— Start Input for this task —
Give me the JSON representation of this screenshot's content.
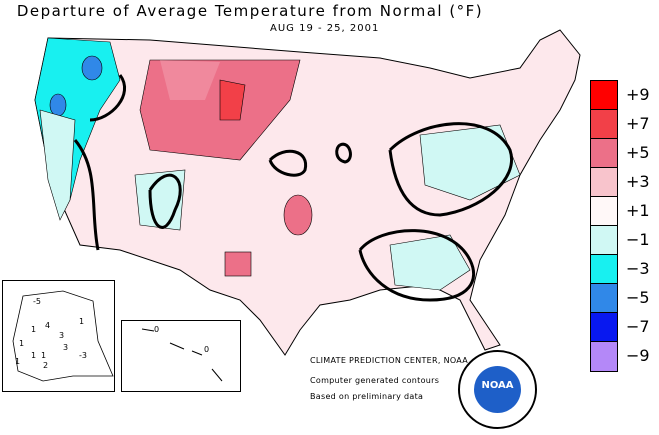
{
  "title": "Departure of Average Temperature from Normal (°F)",
  "subtitle": "AUG 19 - 25, 2001",
  "legend": [
    {
      "label": "+9",
      "color": "#ff0000"
    },
    {
      "label": "+7",
      "color": "#f24048"
    },
    {
      "label": "+5",
      "color": "#ec7088"
    },
    {
      "label": "+3",
      "color": "#f8c4cc"
    },
    {
      "label": "+1",
      "color": "#fff8f8"
    },
    {
      "label": "−1",
      "color": "#d0f8f4"
    },
    {
      "label": "−3",
      "color": "#18f0f0"
    },
    {
      "label": "−5",
      "color": "#3088e8"
    },
    {
      "label": "−7",
      "color": "#0818f0"
    },
    {
      "label": "−9",
      "color": "#b488f8"
    }
  ],
  "credits": {
    "line1": "CLIMATE PREDICTION CENTER, NOAA",
    "line2": "Computer generated contours",
    "line3": "Based on preliminary data"
  },
  "logo": {
    "text": "NOAA"
  },
  "alaska_labels": [
    "-5",
    "1",
    "4",
    "3",
    "1",
    "1",
    "1",
    "2",
    "3",
    "-3",
    "1",
    "1"
  ],
  "hawaii_labels": [
    "0",
    "0"
  ]
}
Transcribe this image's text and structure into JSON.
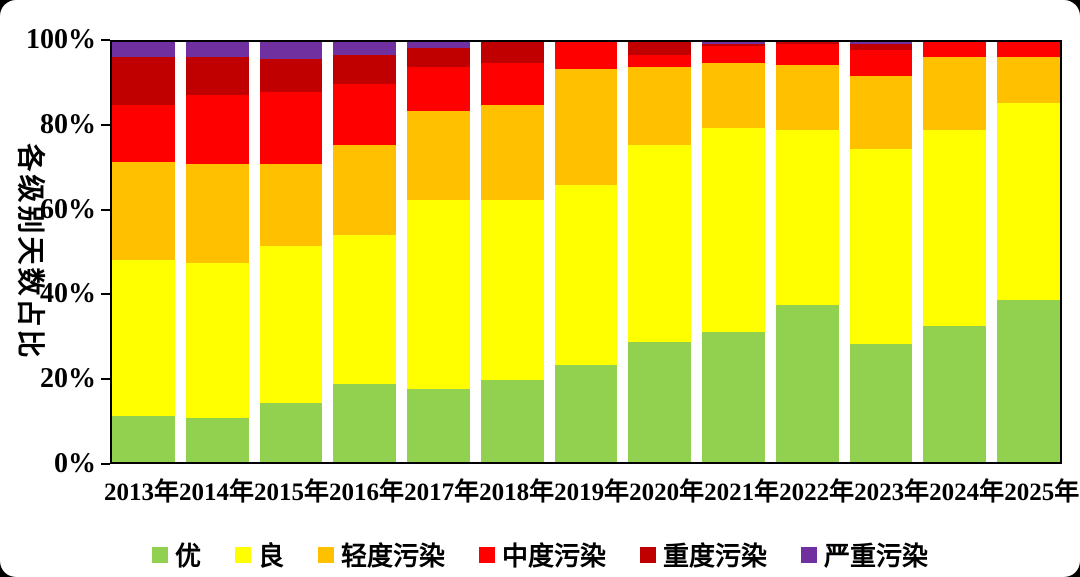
{
  "chart_data": {
    "type": "bar",
    "stacked": true,
    "title": "",
    "xlabel": "",
    "ylabel": "各级别天数占比",
    "ylim": [
      0,
      100
    ],
    "grid": false,
    "legend_position": "bottom",
    "categories": [
      "2013年",
      "2014年",
      "2015年",
      "2016年",
      "2017年",
      "2018年",
      "2019年",
      "2020年",
      "2021年",
      "2022年",
      "2023年",
      "2024年",
      "2025年"
    ],
    "yticks": [
      {
        "label": "0%",
        "value": 0
      },
      {
        "label": "20%",
        "value": 20
      },
      {
        "label": "40%",
        "value": 40
      },
      {
        "label": "60%",
        "value": 60
      },
      {
        "label": "80%",
        "value": 80
      },
      {
        "label": "100%",
        "value": 100
      }
    ],
    "series": [
      {
        "name": "优",
        "color": "#92d050",
        "values": [
          11,
          10.5,
          14,
          18.5,
          17.5,
          19.5,
          23,
          28.5,
          31,
          37.5,
          28,
          32.5,
          38.5
        ]
      },
      {
        "name": "良",
        "color": "#ffff00",
        "values": [
          37,
          37,
          37.5,
          35.5,
          45,
          43,
          43,
          47,
          48.5,
          41.5,
          46.5,
          46.5,
          47
        ]
      },
      {
        "name": "轻度污染",
        "color": "#ffc000",
        "values": [
          23.5,
          23.5,
          19.5,
          21.5,
          21,
          22.5,
          27.5,
          18.5,
          15.5,
          15.5,
          17.5,
          17.5,
          11
        ]
      },
      {
        "name": "中度污染",
        "color": "#ff0000",
        "values": [
          13.5,
          16.5,
          17,
          14.5,
          10.5,
          10,
          6.5,
          3,
          4,
          5,
          6,
          3.5,
          3.5
        ]
      },
      {
        "name": "重度污染",
        "color": "#c00000",
        "values": [
          11.5,
          9,
          8,
          7,
          4.5,
          5,
          0,
          3,
          0.5,
          0.5,
          1.5,
          0,
          0
        ]
      },
      {
        "name": "严重污染",
        "color": "#7030a0",
        "values": [
          3.5,
          3.5,
          4,
          3,
          1.5,
          0,
          0,
          0,
          0.5,
          0,
          0.5,
          0,
          0
        ]
      }
    ]
  },
  "colors": {
    "background": "#ffffff",
    "frame": "#000000",
    "page_corners": "#000000"
  }
}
— End Input for this task —
* **Short problem**
Write out every line above exactly as it is, leaving out the pictures.

* **Complete output**
Give me the JSON representation of this screenshot's content.
{
  "title": "Departure of Average Temperature from Normal (°F)",
  "subtitle": "AUG 19 - 25, 2001",
  "legend": [
    {
      "label": "+9",
      "color": "#ff0000"
    },
    {
      "label": "+7",
      "color": "#f24048"
    },
    {
      "label": "+5",
      "color": "#ec7088"
    },
    {
      "label": "+3",
      "color": "#f8c4cc"
    },
    {
      "label": "+1",
      "color": "#fff8f8"
    },
    {
      "label": "−1",
      "color": "#d0f8f4"
    },
    {
      "label": "−3",
      "color": "#18f0f0"
    },
    {
      "label": "−5",
      "color": "#3088e8"
    },
    {
      "label": "−7",
      "color": "#0818f0"
    },
    {
      "label": "−9",
      "color": "#b488f8"
    }
  ],
  "credits": {
    "line1": "CLIMATE PREDICTION CENTER, NOAA",
    "line2": "Computer generated contours",
    "line3": "Based on preliminary data"
  },
  "logo": {
    "text": "NOAA"
  },
  "alaska_labels": [
    "-5",
    "1",
    "4",
    "3",
    "1",
    "1",
    "1",
    "2",
    "3",
    "-3",
    "1",
    "1"
  ],
  "hawaii_labels": [
    "0",
    "0"
  ]
}
Transcribe this image's text and structure into JSON.
{
  "chart_data": {
    "type": "bar",
    "stacked": true,
    "title": "",
    "xlabel": "",
    "ylabel": "各级别天数占比",
    "ylim": [
      0,
      100
    ],
    "grid": false,
    "legend_position": "bottom",
    "categories": [
      "2013年",
      "2014年",
      "2015年",
      "2016年",
      "2017年",
      "2018年",
      "2019年",
      "2020年",
      "2021年",
      "2022年",
      "2023年",
      "2024年",
      "2025年"
    ],
    "yticks": [
      {
        "label": "0%",
        "value": 0
      },
      {
        "label": "20%",
        "value": 20
      },
      {
        "label": "40%",
        "value": 40
      },
      {
        "label": "60%",
        "value": 60
      },
      {
        "label": "80%",
        "value": 80
      },
      {
        "label": "100%",
        "value": 100
      }
    ],
    "series": [
      {
        "name": "优",
        "color": "#92d050",
        "values": [
          11,
          10.5,
          14,
          18.5,
          17.5,
          19.5,
          23,
          28.5,
          31,
          37.5,
          28,
          32.5,
          38.5
        ]
      },
      {
        "name": "良",
        "color": "#ffff00",
        "values": [
          37,
          37,
          37.5,
          35.5,
          45,
          43,
          43,
          47,
          48.5,
          41.5,
          46.5,
          46.5,
          47
        ]
      },
      {
        "name": "轻度污染",
        "color": "#ffc000",
        "values": [
          23.5,
          23.5,
          19.5,
          21.5,
          21,
          22.5,
          27.5,
          18.5,
          15.5,
          15.5,
          17.5,
          17.5,
          11
        ]
      },
      {
        "name": "中度污染",
        "color": "#ff0000",
        "values": [
          13.5,
          16.5,
          17,
          14.5,
          10.5,
          10,
          6.5,
          3,
          4,
          5,
          6,
          3.5,
          3.5
        ]
      },
      {
        "name": "重度污染",
        "color": "#c00000",
        "values": [
          11.5,
          9,
          8,
          7,
          4.5,
          5,
          0,
          3,
          0.5,
          0.5,
          1.5,
          0,
          0
        ]
      },
      {
        "name": "严重污染",
        "color": "#7030a0",
        "values": [
          3.5,
          3.5,
          4,
          3,
          1.5,
          0,
          0,
          0,
          0.5,
          0,
          0.5,
          0,
          0
        ]
      }
    ]
  },
  "colors": {
    "background": "#ffffff",
    "frame": "#000000",
    "page_corners": "#000000"
  }
}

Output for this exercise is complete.